- [Stored entries]

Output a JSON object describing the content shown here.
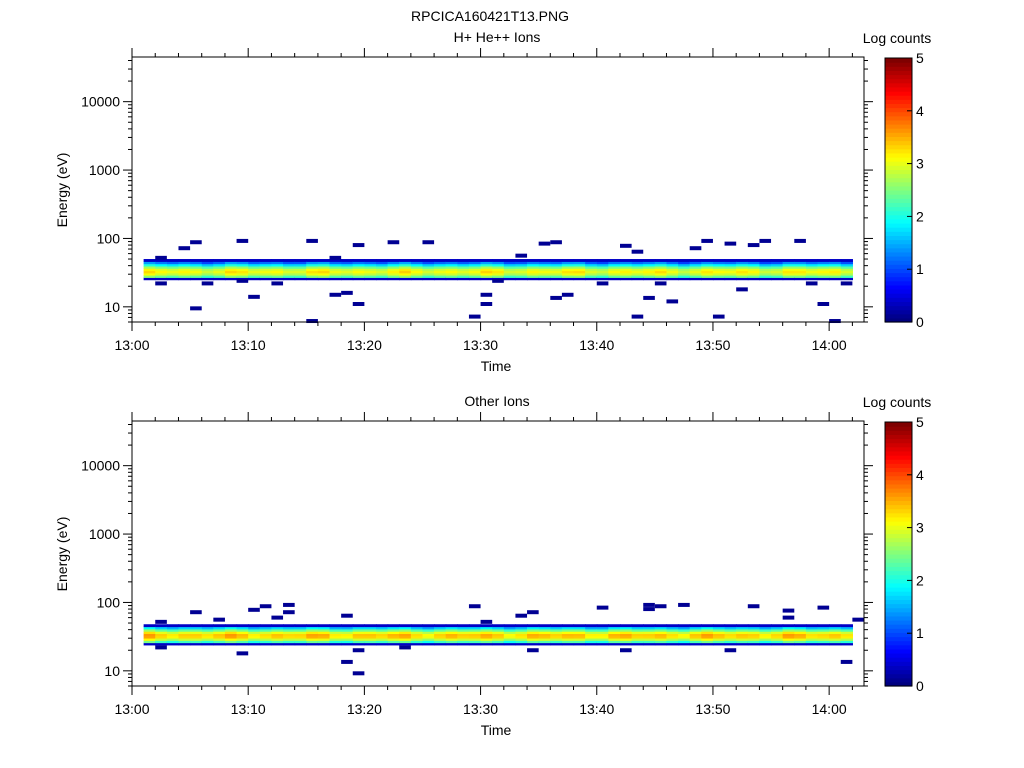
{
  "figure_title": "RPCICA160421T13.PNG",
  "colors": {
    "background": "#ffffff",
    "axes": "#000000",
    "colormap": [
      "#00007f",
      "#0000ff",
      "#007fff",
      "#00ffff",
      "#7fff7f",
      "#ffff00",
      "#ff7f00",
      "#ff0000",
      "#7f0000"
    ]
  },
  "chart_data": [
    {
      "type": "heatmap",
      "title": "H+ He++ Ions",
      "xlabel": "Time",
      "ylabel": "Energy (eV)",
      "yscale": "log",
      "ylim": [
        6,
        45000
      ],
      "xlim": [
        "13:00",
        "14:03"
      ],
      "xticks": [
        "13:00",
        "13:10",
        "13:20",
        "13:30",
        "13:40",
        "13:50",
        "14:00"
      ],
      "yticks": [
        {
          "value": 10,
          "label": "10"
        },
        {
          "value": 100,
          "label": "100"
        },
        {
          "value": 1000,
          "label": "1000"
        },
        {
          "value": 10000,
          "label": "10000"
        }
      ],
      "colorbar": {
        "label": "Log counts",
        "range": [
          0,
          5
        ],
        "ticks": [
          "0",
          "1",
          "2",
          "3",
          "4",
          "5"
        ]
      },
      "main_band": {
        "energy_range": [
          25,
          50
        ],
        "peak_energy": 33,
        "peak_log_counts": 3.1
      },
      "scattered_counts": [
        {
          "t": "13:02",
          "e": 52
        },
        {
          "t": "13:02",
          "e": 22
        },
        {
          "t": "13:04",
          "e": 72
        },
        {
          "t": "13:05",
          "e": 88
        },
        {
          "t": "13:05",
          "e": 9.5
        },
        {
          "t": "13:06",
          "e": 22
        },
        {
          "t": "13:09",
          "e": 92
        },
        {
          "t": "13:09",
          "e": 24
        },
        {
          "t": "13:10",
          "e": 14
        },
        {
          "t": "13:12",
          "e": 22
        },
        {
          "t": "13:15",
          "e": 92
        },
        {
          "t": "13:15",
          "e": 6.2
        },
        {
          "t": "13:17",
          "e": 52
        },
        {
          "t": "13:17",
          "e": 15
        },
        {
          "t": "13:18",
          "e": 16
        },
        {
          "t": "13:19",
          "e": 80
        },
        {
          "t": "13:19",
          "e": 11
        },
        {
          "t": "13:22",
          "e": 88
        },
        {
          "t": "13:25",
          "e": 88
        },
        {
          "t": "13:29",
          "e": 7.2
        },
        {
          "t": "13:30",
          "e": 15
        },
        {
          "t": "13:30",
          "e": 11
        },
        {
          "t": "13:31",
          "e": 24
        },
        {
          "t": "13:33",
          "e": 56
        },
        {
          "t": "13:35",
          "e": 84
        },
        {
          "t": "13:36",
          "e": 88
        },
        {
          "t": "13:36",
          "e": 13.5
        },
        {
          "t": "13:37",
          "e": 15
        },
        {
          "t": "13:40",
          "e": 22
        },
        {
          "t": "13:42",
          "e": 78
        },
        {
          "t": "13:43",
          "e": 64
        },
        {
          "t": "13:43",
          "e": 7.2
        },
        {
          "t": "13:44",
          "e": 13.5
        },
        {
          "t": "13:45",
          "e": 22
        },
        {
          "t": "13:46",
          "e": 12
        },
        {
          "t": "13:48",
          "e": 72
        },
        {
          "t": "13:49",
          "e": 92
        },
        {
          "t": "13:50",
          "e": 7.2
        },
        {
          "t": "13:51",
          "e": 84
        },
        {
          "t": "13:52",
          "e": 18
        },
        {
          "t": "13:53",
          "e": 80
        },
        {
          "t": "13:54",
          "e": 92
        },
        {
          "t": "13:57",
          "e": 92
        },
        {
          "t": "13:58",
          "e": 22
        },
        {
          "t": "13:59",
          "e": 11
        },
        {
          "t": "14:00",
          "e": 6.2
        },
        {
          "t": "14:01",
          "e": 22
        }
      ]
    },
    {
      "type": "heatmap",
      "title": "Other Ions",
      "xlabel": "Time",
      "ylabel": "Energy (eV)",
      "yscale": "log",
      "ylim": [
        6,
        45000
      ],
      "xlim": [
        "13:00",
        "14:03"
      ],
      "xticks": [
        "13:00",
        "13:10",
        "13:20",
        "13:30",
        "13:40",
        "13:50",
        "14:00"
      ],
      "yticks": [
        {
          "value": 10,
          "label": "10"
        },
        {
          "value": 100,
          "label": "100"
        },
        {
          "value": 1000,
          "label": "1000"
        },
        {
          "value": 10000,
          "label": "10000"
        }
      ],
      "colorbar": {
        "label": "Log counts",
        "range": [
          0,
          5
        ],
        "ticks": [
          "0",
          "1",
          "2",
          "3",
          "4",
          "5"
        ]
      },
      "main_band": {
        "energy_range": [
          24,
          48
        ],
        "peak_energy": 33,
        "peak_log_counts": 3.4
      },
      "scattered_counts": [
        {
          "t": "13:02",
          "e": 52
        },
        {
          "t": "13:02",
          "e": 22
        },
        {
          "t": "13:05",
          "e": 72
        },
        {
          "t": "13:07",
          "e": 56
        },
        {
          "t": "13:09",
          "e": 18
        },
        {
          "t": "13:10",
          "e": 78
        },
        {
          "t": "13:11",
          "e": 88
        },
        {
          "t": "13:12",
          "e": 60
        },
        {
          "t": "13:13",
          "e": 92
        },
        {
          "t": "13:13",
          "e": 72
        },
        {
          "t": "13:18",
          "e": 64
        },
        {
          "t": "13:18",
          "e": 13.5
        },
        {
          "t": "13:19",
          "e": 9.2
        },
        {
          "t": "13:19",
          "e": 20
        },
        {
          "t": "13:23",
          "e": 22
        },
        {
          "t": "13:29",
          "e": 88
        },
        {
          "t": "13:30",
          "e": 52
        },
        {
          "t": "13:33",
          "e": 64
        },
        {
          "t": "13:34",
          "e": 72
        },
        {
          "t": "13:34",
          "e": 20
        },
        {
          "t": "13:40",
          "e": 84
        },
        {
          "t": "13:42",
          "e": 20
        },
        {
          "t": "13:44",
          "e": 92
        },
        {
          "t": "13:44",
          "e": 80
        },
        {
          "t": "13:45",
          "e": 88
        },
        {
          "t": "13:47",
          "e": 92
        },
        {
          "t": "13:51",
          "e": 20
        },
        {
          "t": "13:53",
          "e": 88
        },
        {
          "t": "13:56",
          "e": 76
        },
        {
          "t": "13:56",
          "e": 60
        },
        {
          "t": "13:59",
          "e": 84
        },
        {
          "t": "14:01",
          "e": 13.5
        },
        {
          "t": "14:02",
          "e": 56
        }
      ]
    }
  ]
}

- [Objective]
Output the lines above in full and exactly as given, omitting any pictures.

- [Exercise solution]
Output a JSON object describing the content shown here.
{
  "figure_title": "RPCICA160421T13.PNG",
  "colors": {
    "background": "#ffffff",
    "axes": "#000000",
    "colormap": [
      "#00007f",
      "#0000ff",
      "#007fff",
      "#00ffff",
      "#7fff7f",
      "#ffff00",
      "#ff7f00",
      "#ff0000",
      "#7f0000"
    ]
  },
  "chart_data": [
    {
      "type": "heatmap",
      "title": "H+ He++ Ions",
      "xlabel": "Time",
      "ylabel": "Energy (eV)",
      "yscale": "log",
      "ylim": [
        6,
        45000
      ],
      "xlim": [
        "13:00",
        "14:03"
      ],
      "xticks": [
        "13:00",
        "13:10",
        "13:20",
        "13:30",
        "13:40",
        "13:50",
        "14:00"
      ],
      "yticks": [
        {
          "value": 10,
          "label": "10"
        },
        {
          "value": 100,
          "label": "100"
        },
        {
          "value": 1000,
          "label": "1000"
        },
        {
          "value": 10000,
          "label": "10000"
        }
      ],
      "colorbar": {
        "label": "Log counts",
        "range": [
          0,
          5
        ],
        "ticks": [
          "0",
          "1",
          "2",
          "3",
          "4",
          "5"
        ]
      },
      "main_band": {
        "energy_range": [
          25,
          50
        ],
        "peak_energy": 33,
        "peak_log_counts": 3.1
      },
      "scattered_counts": [
        {
          "t": "13:02",
          "e": 52
        },
        {
          "t": "13:02",
          "e": 22
        },
        {
          "t": "13:04",
          "e": 72
        },
        {
          "t": "13:05",
          "e": 88
        },
        {
          "t": "13:05",
          "e": 9.5
        },
        {
          "t": "13:06",
          "e": 22
        },
        {
          "t": "13:09",
          "e": 92
        },
        {
          "t": "13:09",
          "e": 24
        },
        {
          "t": "13:10",
          "e": 14
        },
        {
          "t": "13:12",
          "e": 22
        },
        {
          "t": "13:15",
          "e": 92
        },
        {
          "t": "13:15",
          "e": 6.2
        },
        {
          "t": "13:17",
          "e": 52
        },
        {
          "t": "13:17",
          "e": 15
        },
        {
          "t": "13:18",
          "e": 16
        },
        {
          "t": "13:19",
          "e": 80
        },
        {
          "t": "13:19",
          "e": 11
        },
        {
          "t": "13:22",
          "e": 88
        },
        {
          "t": "13:25",
          "e": 88
        },
        {
          "t": "13:29",
          "e": 7.2
        },
        {
          "t": "13:30",
          "e": 15
        },
        {
          "t": "13:30",
          "e": 11
        },
        {
          "t": "13:31",
          "e": 24
        },
        {
          "t": "13:33",
          "e": 56
        },
        {
          "t": "13:35",
          "e": 84
        },
        {
          "t": "13:36",
          "e": 88
        },
        {
          "t": "13:36",
          "e": 13.5
        },
        {
          "t": "13:37",
          "e": 15
        },
        {
          "t": "13:40",
          "e": 22
        },
        {
          "t": "13:42",
          "e": 78
        },
        {
          "t": "13:43",
          "e": 64
        },
        {
          "t": "13:43",
          "e": 7.2
        },
        {
          "t": "13:44",
          "e": 13.5
        },
        {
          "t": "13:45",
          "e": 22
        },
        {
          "t": "13:46",
          "e": 12
        },
        {
          "t": "13:48",
          "e": 72
        },
        {
          "t": "13:49",
          "e": 92
        },
        {
          "t": "13:50",
          "e": 7.2
        },
        {
          "t": "13:51",
          "e": 84
        },
        {
          "t": "13:52",
          "e": 18
        },
        {
          "t": "13:53",
          "e": 80
        },
        {
          "t": "13:54",
          "e": 92
        },
        {
          "t": "13:57",
          "e": 92
        },
        {
          "t": "13:58",
          "e": 22
        },
        {
          "t": "13:59",
          "e": 11
        },
        {
          "t": "14:00",
          "e": 6.2
        },
        {
          "t": "14:01",
          "e": 22
        }
      ]
    },
    {
      "type": "heatmap",
      "title": "Other Ions",
      "xlabel": "Time",
      "ylabel": "Energy (eV)",
      "yscale": "log",
      "ylim": [
        6,
        45000
      ],
      "xlim": [
        "13:00",
        "14:03"
      ],
      "xticks": [
        "13:00",
        "13:10",
        "13:20",
        "13:30",
        "13:40",
        "13:50",
        "14:00"
      ],
      "yticks": [
        {
          "value": 10,
          "label": "10"
        },
        {
          "value": 100,
          "label": "100"
        },
        {
          "value": 1000,
          "label": "1000"
        },
        {
          "value": 10000,
          "label": "10000"
        }
      ],
      "colorbar": {
        "label": "Log counts",
        "range": [
          0,
          5
        ],
        "ticks": [
          "0",
          "1",
          "2",
          "3",
          "4",
          "5"
        ]
      },
      "main_band": {
        "energy_range": [
          24,
          48
        ],
        "peak_energy": 33,
        "peak_log_counts": 3.4
      },
      "scattered_counts": [
        {
          "t": "13:02",
          "e": 52
        },
        {
          "t": "13:02",
          "e": 22
        },
        {
          "t": "13:05",
          "e": 72
        },
        {
          "t": "13:07",
          "e": 56
        },
        {
          "t": "13:09",
          "e": 18
        },
        {
          "t": "13:10",
          "e": 78
        },
        {
          "t": "13:11",
          "e": 88
        },
        {
          "t": "13:12",
          "e": 60
        },
        {
          "t": "13:13",
          "e": 92
        },
        {
          "t": "13:13",
          "e": 72
        },
        {
          "t": "13:18",
          "e": 64
        },
        {
          "t": "13:18",
          "e": 13.5
        },
        {
          "t": "13:19",
          "e": 9.2
        },
        {
          "t": "13:19",
          "e": 20
        },
        {
          "t": "13:23",
          "e": 22
        },
        {
          "t": "13:29",
          "e": 88
        },
        {
          "t": "13:30",
          "e": 52
        },
        {
          "t": "13:33",
          "e": 64
        },
        {
          "t": "13:34",
          "e": 72
        },
        {
          "t": "13:34",
          "e": 20
        },
        {
          "t": "13:40",
          "e": 84
        },
        {
          "t": "13:42",
          "e": 20
        },
        {
          "t": "13:44",
          "e": 92
        },
        {
          "t": "13:44",
          "e": 80
        },
        {
          "t": "13:45",
          "e": 88
        },
        {
          "t": "13:47",
          "e": 92
        },
        {
          "t": "13:51",
          "e": 20
        },
        {
          "t": "13:53",
          "e": 88
        },
        {
          "t": "13:56",
          "e": 76
        },
        {
          "t": "13:56",
          "e": 60
        },
        {
          "t": "13:59",
          "e": 84
        },
        {
          "t": "14:01",
          "e": 13.5
        },
        {
          "t": "14:02",
          "e": 56
        }
      ]
    }
  ]
}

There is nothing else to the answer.